> [Given request]:
Write out the complete material exactly as it stands.

################

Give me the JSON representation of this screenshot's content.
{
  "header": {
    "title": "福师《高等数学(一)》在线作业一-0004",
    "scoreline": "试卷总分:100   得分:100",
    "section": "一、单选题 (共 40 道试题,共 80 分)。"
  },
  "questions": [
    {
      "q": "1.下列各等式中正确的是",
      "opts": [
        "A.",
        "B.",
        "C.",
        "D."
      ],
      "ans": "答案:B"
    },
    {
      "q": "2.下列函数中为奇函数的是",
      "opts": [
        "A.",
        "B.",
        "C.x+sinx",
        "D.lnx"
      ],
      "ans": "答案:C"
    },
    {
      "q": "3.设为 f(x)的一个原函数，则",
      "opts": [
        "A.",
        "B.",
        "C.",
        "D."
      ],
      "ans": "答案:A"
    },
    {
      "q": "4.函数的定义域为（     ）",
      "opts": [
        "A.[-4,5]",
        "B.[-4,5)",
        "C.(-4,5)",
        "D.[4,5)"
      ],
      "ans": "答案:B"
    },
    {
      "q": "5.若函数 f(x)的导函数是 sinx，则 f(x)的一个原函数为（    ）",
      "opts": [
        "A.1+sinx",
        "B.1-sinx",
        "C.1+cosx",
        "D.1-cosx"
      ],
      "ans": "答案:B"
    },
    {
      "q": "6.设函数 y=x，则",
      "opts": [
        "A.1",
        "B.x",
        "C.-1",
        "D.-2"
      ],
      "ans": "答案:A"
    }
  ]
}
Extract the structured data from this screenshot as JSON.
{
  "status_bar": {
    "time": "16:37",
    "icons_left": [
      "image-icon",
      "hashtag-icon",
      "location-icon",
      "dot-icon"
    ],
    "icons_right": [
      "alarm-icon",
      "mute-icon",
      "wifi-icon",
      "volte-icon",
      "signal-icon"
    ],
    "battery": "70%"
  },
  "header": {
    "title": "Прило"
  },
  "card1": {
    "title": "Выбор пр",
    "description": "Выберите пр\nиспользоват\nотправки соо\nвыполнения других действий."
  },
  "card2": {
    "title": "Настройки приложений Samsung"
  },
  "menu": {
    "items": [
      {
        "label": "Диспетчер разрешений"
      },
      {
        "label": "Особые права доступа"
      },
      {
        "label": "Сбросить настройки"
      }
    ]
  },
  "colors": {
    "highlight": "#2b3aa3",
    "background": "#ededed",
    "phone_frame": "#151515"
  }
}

################

> [Task solution]:
Give me the JSON representation of this screenshot's content.
{
  "header": {
    "title": "福师《高等数学(一)》在线作业一-0004",
    "scoreline": "试卷总分:100   得分:100",
    "section": "一、单选题 (共 40 道试题,共 80 分)。"
  },
  "questions": [
    {
      "q": "1.下列各等式中正确的是",
      "opts": [
        "A.",
        "B.",
        "C.",
        "D."
      ],
      "ans": "答案:B"
    },
    {
      "q": "2.下列函数中为奇函数的是",
      "opts": [
        "A.",
        "B.",
        "C.x+sinx",
        "D.lnx"
      ],
      "ans": "答案:C"
    },
    {
      "q": "3.设为 f(x)的一个原函数，则",
      "opts": [
        "A.",
        "B.",
        "C.",
        "D."
      ],
      "ans": "答案:A"
    },
    {
      "q": "4.函数的定义域为（     ）",
      "opts": [
        "A.[-4,5]",
        "B.[-4,5)",
        "C.(-4,5)",
        "D.[4,5)"
      ],
      "ans": "答案:B"
    },
    {
      "q": "5.若函数 f(x)的导函数是 sinx，则 f(x)的一个原函数为（    ）",
      "opts": [
        "A.1+sinx",
        "B.1-sinx",
        "C.1+cosx",
        "D.1-cosx"
      ],
      "ans": "答案:B"
    },
    {
      "q": "6.设函数 y=x，则",
      "opts": [
        "A.1",
        "B.x",
        "C.-1",
        "D.-2"
      ],
      "ans": "答案:A"
    }
  ]
}
Extract the structured data from this screenshot as JSON.
{
  "status_bar": {
    "time": "16:37",
    "icons_left": [
      "image-icon",
      "hashtag-icon",
      "location-icon",
      "dot-icon"
    ],
    "icons_right": [
      "alarm-icon",
      "mute-icon",
      "wifi-icon",
      "volte-icon",
      "signal-icon"
    ],
    "battery": "70%"
  },
  "header": {
    "title": "Прило"
  },
  "card1": {
    "title": "Выбор пр",
    "description": "Выберите пр\nиспользоват\nотправки соо\nвыполнения других действий."
  },
  "card2": {
    "title": "Настройки приложений Samsung"
  },
  "menu": {
    "items": [
      {
        "label": "Диспетчер разрешений"
      },
      {
        "label": "Особые права доступа"
      },
      {
        "label": "Сбросить настройки"
      }
    ]
  },
  "colors": {
    "highlight": "#2b3aa3",
    "background": "#ededed",
    "phone_frame": "#151515"
  }
}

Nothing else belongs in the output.